▸ Exercise requirements
Pull out every line with the word "pbbOut" from the entries below.

Data entries:
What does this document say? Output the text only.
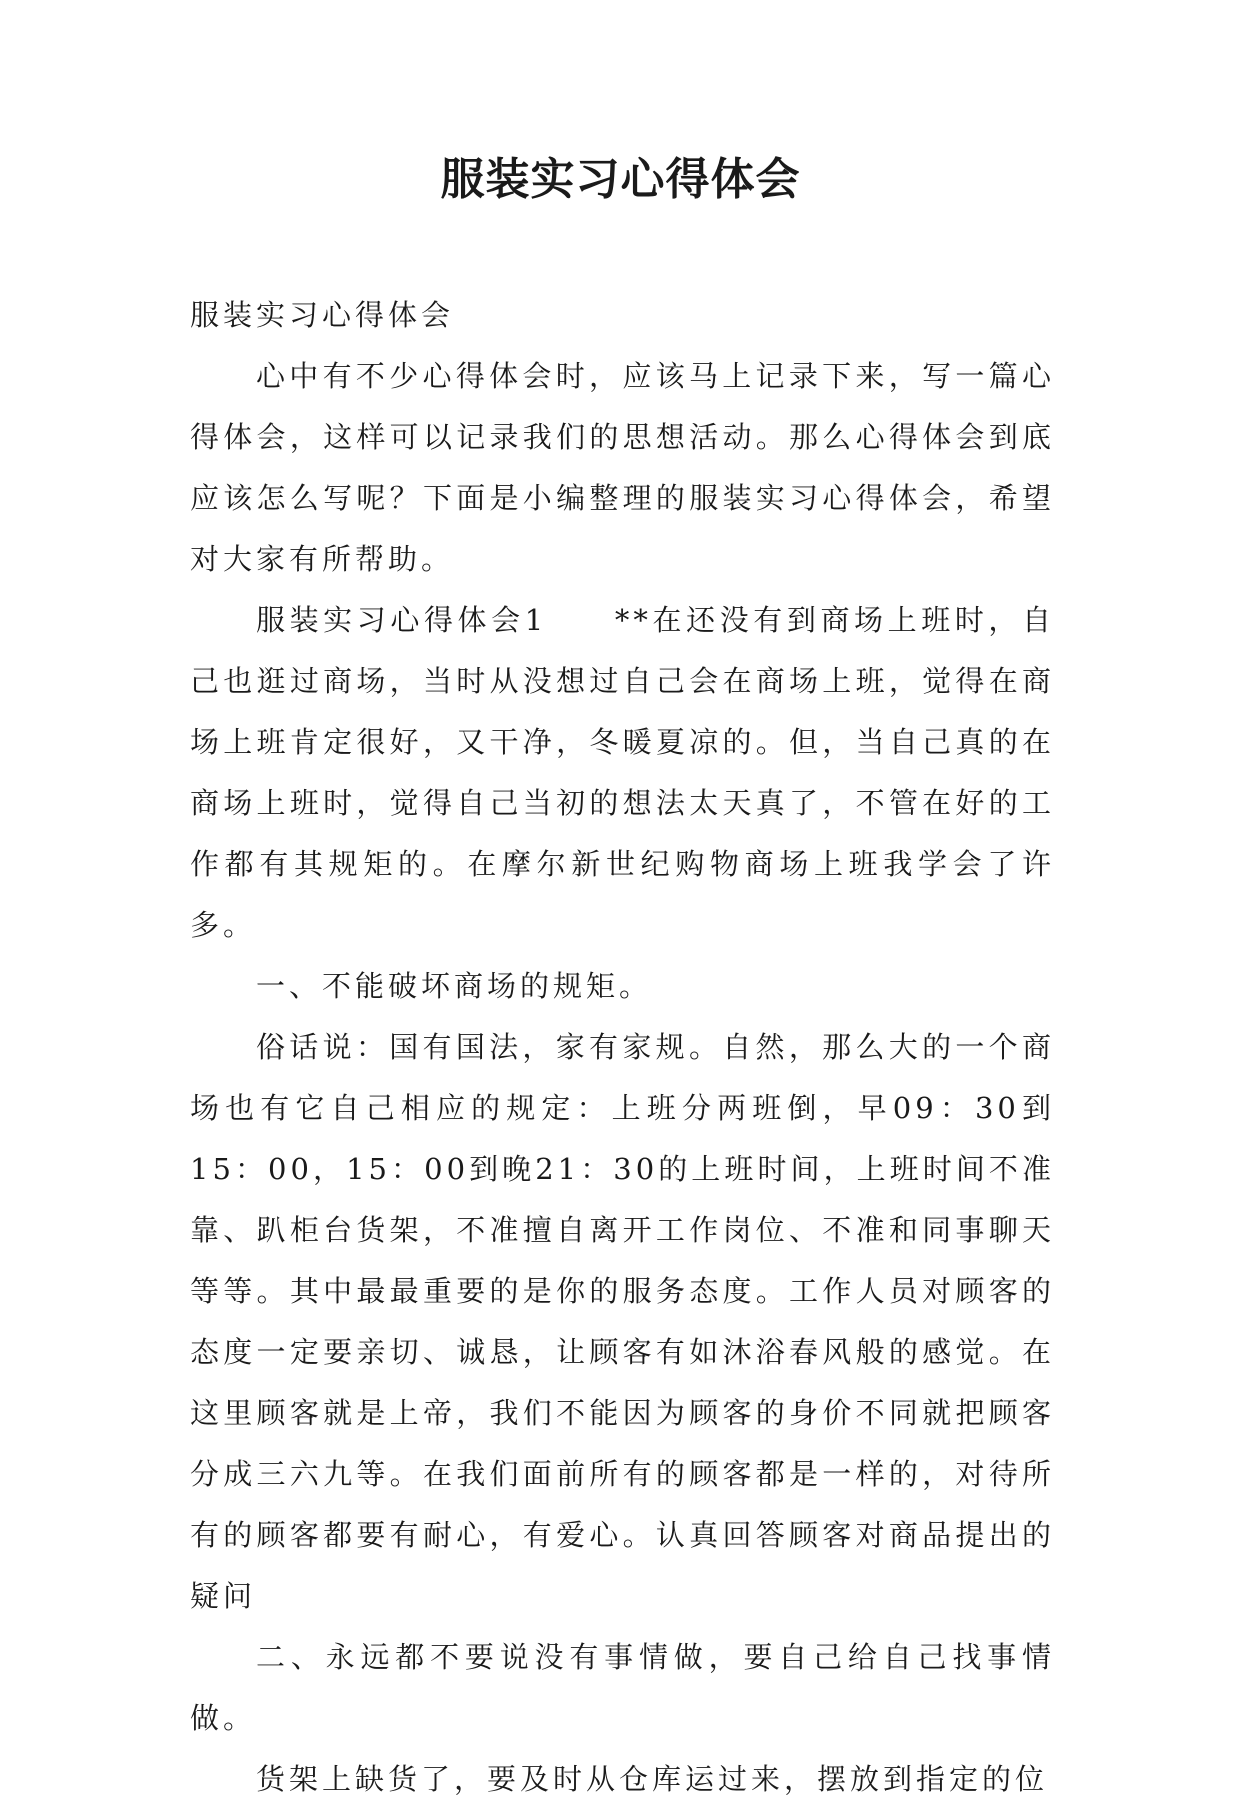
服装实习心得体会

服装实习心得体会

心中有不少心得体会时，应该马上记录下来，写一篇心得体会，这样可以记录我们的思想活动。那么心得体会到底应该怎么写呢？下面是小编整理的服装实习心得体会，希望对大家有所帮助。

服装实习心得体会1　　**在还没有到商场上班时，自己也逛过商场，当时从没想过自己会在商场上班，觉得在商场上班肯定很好，又干净，冬暖夏凉的。但，当自己真的在商场上班时，觉得自己当初的想法太天真了，不管在好的工作都有其规矩的。在摩尔新世纪购物商场上班我学会了许多。

一、不能破坏商场的规矩。

俗话说：国有国法，家有家规。自然，那么大的一个商场也有它自己相应的规定：上班分两班倒，早09：30到15：00，15：00到晚21：30的上班时间，上班时间不准靠、趴柜台货架，不准擅自离开工作岗位、不准和同事聊天等等。其中最最重要的是你的服务态度。工作人员对顾客的态度一定要亲切、诚恳，让顾客有如沐浴春风般的感觉。在这里顾客就是上帝，我们不能因为顾客的身价不同就把顾客分成三六九等。在我们面前所有的顾客都是一样的，对待所有的顾客都要有耐心，有爱心。认真回答顾客对商品提出的疑问

二、永远都不要说没有事情做，要自己给自己找事情做。

货架上缺货了，要及时从仓库运过来，摆放到指定的位
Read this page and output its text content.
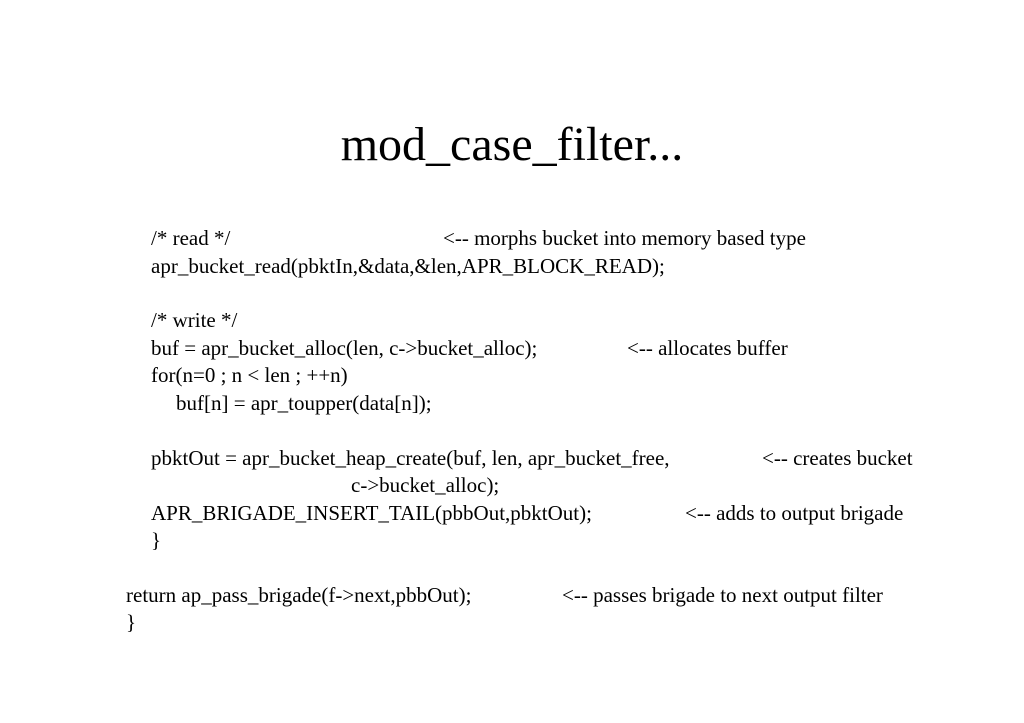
mod_case_filter...
/* read */	<-- morphs bucket into memory based type
apr_bucket_read(pbktIn,&data,&len,APR_BLOCK_READ);
/* write */
buf = apr_bucket_alloc(len, c->bucket_alloc);	<-- allocates buffer
for(n=0 ; n < len ; ++n)
buf[n] = apr_toupper(data[n]);
pbktOut = apr_bucket_heap_create(buf, len, apr_bucket_free,	<-- creates bucket
c->bucket_alloc);
APR_BRIGADE_INSERT_TAIL(pbbOut,pbktOut);	<-- adds to output brigade
}
return ap_pass_brigade(f->next,pbbOut);	<-- passes brigade to next output filter
}
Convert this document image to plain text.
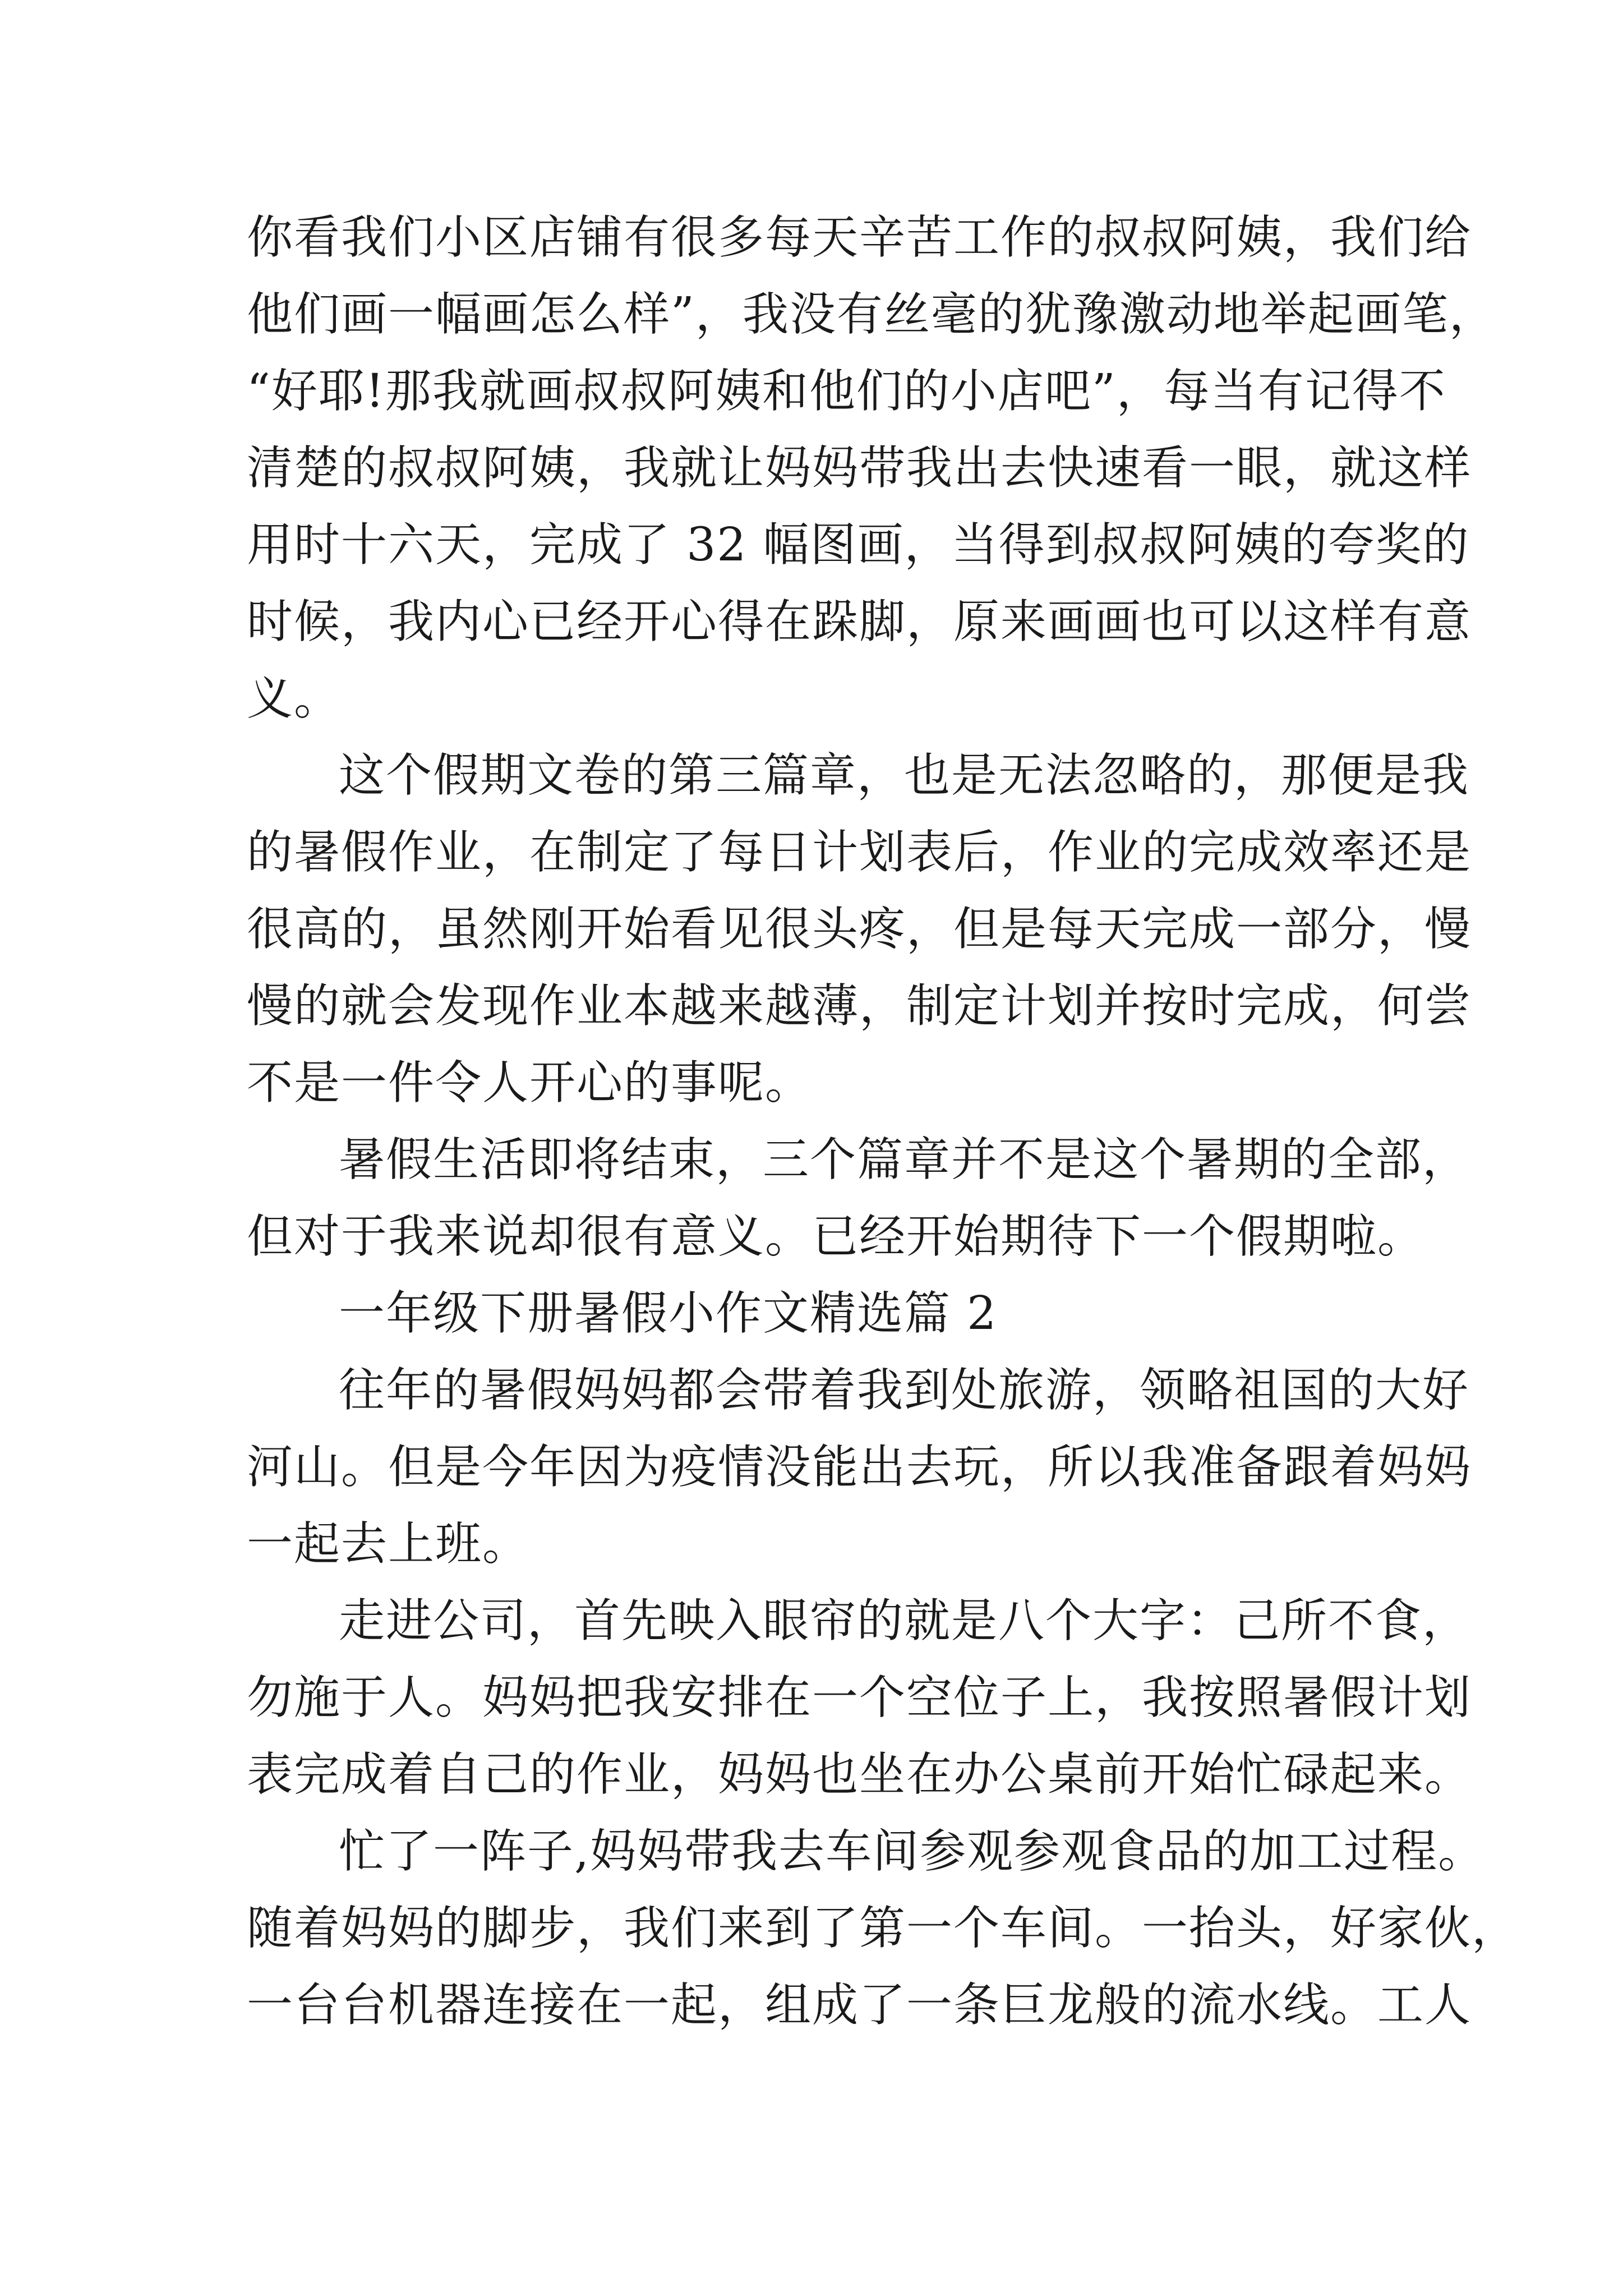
你看我们小区店铺有很多每天辛苦工作的叔叔阿姨，我们给
他们画一幅画怎么样”，我没有丝毫的犹豫激动地举起画笔，
“好耶!那我就画叔叔阿姨和他们的小店吧”，每当有记得不
清楚的叔叔阿姨，我就让妈妈带我出去快速看一眼，就这样
用时十六天，完成了 32 幅图画，当得到叔叔阿姨的夸奖的
时候，我内心已经开心得在跺脚，原来画画也可以这样有意
义。
这个假期文卷的第三篇章，也是无法忽略的，那便是我
的暑假作业，在制定了每日计划表后，作业的完成效率还是
很高的，虽然刚开始看见很头疼，但是每天完成一部分，慢
慢的就会发现作业本越来越薄，制定计划并按时完成，何尝
不是一件令人开心的事呢。
暑假生活即将结束，三个篇章并不是这个暑期的全部，
但对于我来说却很有意义。已经开始期待下一个假期啦。
一年级下册暑假小作文精选篇 2
往年的暑假妈妈都会带着我到处旅游，领略祖国的大好
河山。但是今年因为疫情没能出去玩，所以我准备跟着妈妈
一起去上班。
走进公司，首先映入眼帘的就是八个大字：己所不食，
勿施于人。妈妈把我安排在一个空位子上，我按照暑假计划
表完成着自己的作业，妈妈也坐在办公桌前开始忙碌起来。
忙了一阵子,妈妈带我去车间参观参观食品的加工过程。
随着妈妈的脚步，我们来到了第一个车间。一抬头，好家伙，
一台台机器连接在一起，组成了一条巨龙般的流水线。工人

▸ Task result
APR_BRIGADE_INSERT_TAIL(pbbOut,pbktOut);	<-- adds to output brigade
return ap_pass_brigade(f->next,pbbOut);	<-- passes brigade to next output filter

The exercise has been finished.